- **MATERIAL PROVIDED**:

____________________

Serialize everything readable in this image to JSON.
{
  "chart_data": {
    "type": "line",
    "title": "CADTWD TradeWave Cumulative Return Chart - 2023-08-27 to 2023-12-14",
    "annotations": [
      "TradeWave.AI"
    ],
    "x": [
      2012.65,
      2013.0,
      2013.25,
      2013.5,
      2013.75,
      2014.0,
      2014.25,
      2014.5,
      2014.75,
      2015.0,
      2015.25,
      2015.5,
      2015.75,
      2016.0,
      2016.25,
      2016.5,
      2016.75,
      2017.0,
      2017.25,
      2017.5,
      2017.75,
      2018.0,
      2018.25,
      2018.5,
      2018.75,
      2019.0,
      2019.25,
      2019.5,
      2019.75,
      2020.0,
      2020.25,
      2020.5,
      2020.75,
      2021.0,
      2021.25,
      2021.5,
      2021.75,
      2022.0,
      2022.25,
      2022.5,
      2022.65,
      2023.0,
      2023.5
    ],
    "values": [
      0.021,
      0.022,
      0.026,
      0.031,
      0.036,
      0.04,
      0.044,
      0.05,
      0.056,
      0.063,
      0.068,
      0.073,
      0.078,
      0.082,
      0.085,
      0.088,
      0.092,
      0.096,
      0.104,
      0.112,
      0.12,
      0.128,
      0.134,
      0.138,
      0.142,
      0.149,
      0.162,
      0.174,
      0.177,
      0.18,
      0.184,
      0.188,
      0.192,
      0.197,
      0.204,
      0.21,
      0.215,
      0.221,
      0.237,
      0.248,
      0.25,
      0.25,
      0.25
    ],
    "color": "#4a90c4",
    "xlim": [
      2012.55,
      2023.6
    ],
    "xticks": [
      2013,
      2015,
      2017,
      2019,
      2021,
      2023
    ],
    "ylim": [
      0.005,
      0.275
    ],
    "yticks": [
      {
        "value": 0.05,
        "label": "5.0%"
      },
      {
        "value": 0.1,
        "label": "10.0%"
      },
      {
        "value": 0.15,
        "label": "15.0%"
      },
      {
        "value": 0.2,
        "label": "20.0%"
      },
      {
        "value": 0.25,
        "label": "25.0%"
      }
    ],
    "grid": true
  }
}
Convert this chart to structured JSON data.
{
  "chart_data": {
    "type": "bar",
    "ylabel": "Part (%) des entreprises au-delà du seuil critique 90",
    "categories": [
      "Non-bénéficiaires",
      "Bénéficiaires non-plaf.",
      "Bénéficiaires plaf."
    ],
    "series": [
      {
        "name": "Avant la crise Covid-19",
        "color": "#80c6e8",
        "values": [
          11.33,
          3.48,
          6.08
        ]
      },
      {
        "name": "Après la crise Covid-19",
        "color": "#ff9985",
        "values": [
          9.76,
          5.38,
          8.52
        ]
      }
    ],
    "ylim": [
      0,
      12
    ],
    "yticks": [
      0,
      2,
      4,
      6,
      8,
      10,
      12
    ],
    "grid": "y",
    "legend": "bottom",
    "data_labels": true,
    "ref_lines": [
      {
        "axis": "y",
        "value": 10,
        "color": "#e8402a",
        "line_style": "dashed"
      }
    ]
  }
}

____________________

Pick out every line holding the string "Covid" and return it.

- **FINAL RESULT**:
        "name": "Avant la crise Covid-19",
        "name": "Après la crise Covid-19",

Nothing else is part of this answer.